However, to design the IMC controller, the process had to be modeled according to a predefined structure [18]. Equation (17), on the other hand, is a simplified representation of the system, modeled as a first-order process with an integrative element. This form was chosen to facilitate the design of the Internal Model Control (IMC) controller. The parameters K (gain) and τ (time constant) were obtained by fitting the response of the detailed model (Equation (16)) to a first-order process with integration. This approximation captured the dominant behavior of the system while reducing its complexity, allowing for the straightforward application of control design techniques.

2.2. Implementation of the Process Model

To implement the process model, it was essential to have the well and reservoir parameters, which were then integrated into the model. Studies conducted by [20,21,22,23,24,25,26,27] collected data from well and reservoir sections at various depths. Table 1 presents the specifications that remain across all laboratory operating points. Values for diameter and area are added to the table for the drill string and annular regions (d_d, d_a, A_d, and A_a), while Table 2 details parameters that vary with depth, thereby altering the process model. These values were calculated following a linear trend based on the parameters reported by the aforementioned authors.

The data from Table 1 and Table 2 were integrated into Equations (12)–(15). The state equation could be represented using the Laplace transform in Equation (16). Subsequently, the process model had to be adapted to a predefined structure compatible with IMC-type control, which will be explained in the next chapter. The structure was configured in Simulink using the data from Table 1 and Table 2, and simulations were conducted using the Dormand–Prince algorithm with a sampling rate of 0.01 s. Once the process was set up, the function u(t) was excited with a step function. The response to this excitation was fitted to Equation (17) using the Curve Fitting tool in Matlab R2020a, achieving a coefficient of determination of 0.99.

Figure 2 shows the unstable response (due to the integrator term) across different operational points. It can be observed that, as the drilling depth increases, the slope of the trend decreases. This indicates that at shallower depths, the process is more sensitive to the control u(t); in other words, pressure variation occurs more rapidly at shallower depths with a given action of the control valve. The results exhibit a trend similar to that observed experimentally in [21].

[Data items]

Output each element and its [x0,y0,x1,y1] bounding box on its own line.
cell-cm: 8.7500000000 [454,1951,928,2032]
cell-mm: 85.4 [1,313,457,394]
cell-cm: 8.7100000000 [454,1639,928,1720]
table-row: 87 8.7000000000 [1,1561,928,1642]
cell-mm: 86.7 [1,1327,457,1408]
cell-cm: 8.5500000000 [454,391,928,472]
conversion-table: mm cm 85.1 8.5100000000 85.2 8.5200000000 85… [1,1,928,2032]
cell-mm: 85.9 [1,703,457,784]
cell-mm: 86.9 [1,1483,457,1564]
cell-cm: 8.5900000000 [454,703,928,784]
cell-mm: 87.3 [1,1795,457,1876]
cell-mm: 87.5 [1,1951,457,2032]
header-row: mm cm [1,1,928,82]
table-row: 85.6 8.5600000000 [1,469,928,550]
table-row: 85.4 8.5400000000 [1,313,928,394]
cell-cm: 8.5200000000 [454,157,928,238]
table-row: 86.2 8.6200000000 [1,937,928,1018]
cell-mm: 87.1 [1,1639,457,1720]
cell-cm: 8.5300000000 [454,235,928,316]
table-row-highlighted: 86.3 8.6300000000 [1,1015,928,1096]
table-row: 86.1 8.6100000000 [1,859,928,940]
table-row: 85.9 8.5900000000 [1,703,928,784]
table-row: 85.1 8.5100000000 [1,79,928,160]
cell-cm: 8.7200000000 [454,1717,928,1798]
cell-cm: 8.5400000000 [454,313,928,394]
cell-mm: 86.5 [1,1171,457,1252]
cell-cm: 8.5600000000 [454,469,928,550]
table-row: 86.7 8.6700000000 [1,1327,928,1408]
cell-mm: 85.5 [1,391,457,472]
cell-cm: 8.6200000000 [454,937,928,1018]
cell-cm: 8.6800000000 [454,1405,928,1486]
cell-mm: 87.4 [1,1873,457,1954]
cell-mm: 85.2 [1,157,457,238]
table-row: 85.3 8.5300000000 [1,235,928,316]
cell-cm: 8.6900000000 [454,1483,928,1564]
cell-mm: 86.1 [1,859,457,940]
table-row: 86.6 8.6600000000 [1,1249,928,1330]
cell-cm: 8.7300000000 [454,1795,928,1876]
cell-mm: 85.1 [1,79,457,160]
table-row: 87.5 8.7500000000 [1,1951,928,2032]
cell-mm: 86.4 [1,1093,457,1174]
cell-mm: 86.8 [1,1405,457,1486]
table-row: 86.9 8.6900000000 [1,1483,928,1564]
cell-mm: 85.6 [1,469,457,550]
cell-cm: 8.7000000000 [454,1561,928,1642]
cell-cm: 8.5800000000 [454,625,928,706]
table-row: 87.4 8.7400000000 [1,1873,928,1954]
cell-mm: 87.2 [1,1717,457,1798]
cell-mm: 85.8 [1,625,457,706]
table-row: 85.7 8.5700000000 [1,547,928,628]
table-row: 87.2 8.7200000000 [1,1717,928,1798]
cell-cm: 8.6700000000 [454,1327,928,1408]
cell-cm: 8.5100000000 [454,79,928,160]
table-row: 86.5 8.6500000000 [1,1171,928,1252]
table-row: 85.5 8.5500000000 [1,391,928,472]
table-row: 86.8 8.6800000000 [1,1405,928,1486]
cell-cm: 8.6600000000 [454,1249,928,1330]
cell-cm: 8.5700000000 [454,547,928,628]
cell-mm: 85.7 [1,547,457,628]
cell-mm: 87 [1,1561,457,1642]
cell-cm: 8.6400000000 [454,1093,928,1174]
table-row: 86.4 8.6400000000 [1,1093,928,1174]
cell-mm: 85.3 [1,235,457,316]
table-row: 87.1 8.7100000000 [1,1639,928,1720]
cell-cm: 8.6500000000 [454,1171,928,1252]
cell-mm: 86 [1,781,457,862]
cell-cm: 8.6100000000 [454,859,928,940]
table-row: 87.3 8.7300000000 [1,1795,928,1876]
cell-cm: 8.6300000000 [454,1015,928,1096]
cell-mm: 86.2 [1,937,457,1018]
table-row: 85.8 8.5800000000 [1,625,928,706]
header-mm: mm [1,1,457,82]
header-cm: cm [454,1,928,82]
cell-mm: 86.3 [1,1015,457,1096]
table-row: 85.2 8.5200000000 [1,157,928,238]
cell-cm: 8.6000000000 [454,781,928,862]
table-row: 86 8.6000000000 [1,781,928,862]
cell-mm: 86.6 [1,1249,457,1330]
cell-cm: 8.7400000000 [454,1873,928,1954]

*Task brief*
In the passage on the drilling process model, print everything from "The data from Table 1 and Table 2 were" down to "determination of 0.99.".

*Solution to this task*
The data from Table 1 and Table 2 were integrated into Equations (12)–(15). The state equation could be represented using the Laplace transform in Equation (16). Subsequently, the process model had to be adapted to a predefined structure compatible with IMC-type control, which will be explained in the next chapter. The structure was configured in Simulink using the data from Table 1 and Table 2, and simulations were conducted using the Dormand–Prince algorithm with a sampling rate of 0.01 s. Once the process was set up, the function u(t) was excited with a step function. The response to this excitation was fitted to Equation (17) using the Curve Fitting tool in Matlab R2020a, achieving a coefficient of determination of 0.99.